Task instructions:
Retype the material below. Keep every word exactly as it is.

(Data records)
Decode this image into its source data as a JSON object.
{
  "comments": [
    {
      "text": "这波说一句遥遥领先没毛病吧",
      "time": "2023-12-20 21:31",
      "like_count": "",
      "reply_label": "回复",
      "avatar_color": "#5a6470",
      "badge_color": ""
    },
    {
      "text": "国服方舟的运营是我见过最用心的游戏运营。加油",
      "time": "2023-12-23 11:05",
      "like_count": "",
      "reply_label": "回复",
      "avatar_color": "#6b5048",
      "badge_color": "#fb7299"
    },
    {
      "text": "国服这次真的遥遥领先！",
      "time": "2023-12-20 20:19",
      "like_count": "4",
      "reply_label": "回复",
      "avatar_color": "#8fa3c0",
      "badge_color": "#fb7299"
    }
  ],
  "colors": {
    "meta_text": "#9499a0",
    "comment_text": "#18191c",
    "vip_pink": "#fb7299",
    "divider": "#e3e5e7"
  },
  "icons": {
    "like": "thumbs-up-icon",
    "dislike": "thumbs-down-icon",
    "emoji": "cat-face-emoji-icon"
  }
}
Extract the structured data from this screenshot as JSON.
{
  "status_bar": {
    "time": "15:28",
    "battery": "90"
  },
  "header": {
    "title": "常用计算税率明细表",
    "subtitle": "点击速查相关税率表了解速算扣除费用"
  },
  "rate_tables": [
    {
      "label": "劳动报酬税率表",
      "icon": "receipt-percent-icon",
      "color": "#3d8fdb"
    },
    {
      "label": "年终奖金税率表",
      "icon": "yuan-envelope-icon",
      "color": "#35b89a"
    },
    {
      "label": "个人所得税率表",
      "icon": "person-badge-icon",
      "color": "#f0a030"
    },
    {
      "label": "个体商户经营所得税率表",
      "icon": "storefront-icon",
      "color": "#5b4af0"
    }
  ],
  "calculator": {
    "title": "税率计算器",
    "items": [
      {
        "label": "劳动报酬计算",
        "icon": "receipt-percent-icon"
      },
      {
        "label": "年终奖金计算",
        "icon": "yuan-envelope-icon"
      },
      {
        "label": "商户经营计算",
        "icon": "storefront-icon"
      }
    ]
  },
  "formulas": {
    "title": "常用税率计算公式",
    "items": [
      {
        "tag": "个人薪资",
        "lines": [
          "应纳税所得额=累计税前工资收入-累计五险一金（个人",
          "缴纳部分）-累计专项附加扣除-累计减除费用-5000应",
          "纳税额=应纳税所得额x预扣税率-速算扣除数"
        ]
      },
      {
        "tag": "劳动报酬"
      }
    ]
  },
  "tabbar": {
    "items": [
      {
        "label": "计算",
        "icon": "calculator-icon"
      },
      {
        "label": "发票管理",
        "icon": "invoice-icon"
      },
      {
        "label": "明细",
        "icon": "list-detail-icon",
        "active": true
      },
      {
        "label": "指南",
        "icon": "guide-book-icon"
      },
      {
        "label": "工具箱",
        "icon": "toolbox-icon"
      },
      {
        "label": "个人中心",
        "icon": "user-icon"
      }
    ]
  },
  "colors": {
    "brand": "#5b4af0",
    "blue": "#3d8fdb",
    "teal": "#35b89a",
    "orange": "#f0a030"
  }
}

Complete output:
Decode this image into its source data as a JSON object.
{
  "comments": [
    {
      "text": "这波说一句遥遥领先没毛病吧",
      "time": "2023-12-20 21:31",
      "like_count": "",
      "reply_label": "回复",
      "avatar_color": "#5a6470",
      "badge_color": ""
    },
    {
      "text": "国服方舟的运营是我见过最用心的游戏运营。加油",
      "time": "2023-12-23 11:05",
      "like_count": "",
      "reply_label": "回复",
      "avatar_color": "#6b5048",
      "badge_color": "#fb7299"
    },
    {
      "text": "国服这次真的遥遥领先！",
      "time": "2023-12-20 20:19",
      "like_count": "4",
      "reply_label": "回复",
      "avatar_color": "#8fa3c0",
      "badge_color": "#fb7299"
    }
  ],
  "colors": {
    "meta_text": "#9499a0",
    "comment_text": "#18191c",
    "vip_pink": "#fb7299",
    "divider": "#e3e5e7"
  },
  "icons": {
    "like": "thumbs-up-icon",
    "dislike": "thumbs-down-icon",
    "emoji": "cat-face-emoji-icon"
  }
}
Extract the structured data from this screenshot as JSON.
{
  "status_bar": {
    "time": "15:28",
    "battery": "90"
  },
  "header": {
    "title": "常用计算税率明细表",
    "subtitle": "点击速查相关税率表了解速算扣除费用"
  },
  "rate_tables": [
    {
      "label": "劳动报酬税率表",
      "icon": "receipt-percent-icon",
      "color": "#3d8fdb"
    },
    {
      "label": "年终奖金税率表",
      "icon": "yuan-envelope-icon",
      "color": "#35b89a"
    },
    {
      "label": "个人所得税率表",
      "icon": "person-badge-icon",
      "color": "#f0a030"
    },
    {
      "label": "个体商户经营所得税率表",
      "icon": "storefront-icon",
      "color": "#5b4af0"
    }
  ],
  "calculator": {
    "title": "税率计算器",
    "items": [
      {
        "label": "劳动报酬计算",
        "icon": "receipt-percent-icon"
      },
      {
        "label": "年终奖金计算",
        "icon": "yuan-envelope-icon"
      },
      {
        "label": "商户经营计算",
        "icon": "storefront-icon"
      }
    ]
  },
  "formulas": {
    "title": "常用税率计算公式",
    "items": [
      {
        "tag": "个人薪资",
        "lines": [
          "应纳税所得额=累计税前工资收入-累计五险一金（个人",
          "缴纳部分）-累计专项附加扣除-累计减除费用-5000应",
          "纳税额=应纳税所得额x预扣税率-速算扣除数"
        ]
      },
      {
        "tag": "劳动报酬"
      }
    ]
  },
  "tabbar": {
    "items": [
      {
        "label": "计算",
        "icon": "calculator-icon"
      },
      {
        "label": "发票管理",
        "icon": "invoice-icon"
      },
      {
        "label": "明细",
        "icon": "list-detail-icon",
        "active": true
      },
      {
        "label": "指南",
        "icon": "guide-book-icon"
      },
      {
        "label": "工具箱",
        "icon": "toolbox-icon"
      },
      {
        "label": "个人中心",
        "icon": "user-icon"
      }
    ]
  },
  "colors": {
    "brand": "#5b4af0",
    "blue": "#3d8fdb",
    "teal": "#35b89a",
    "orange": "#f0a030"
  }
}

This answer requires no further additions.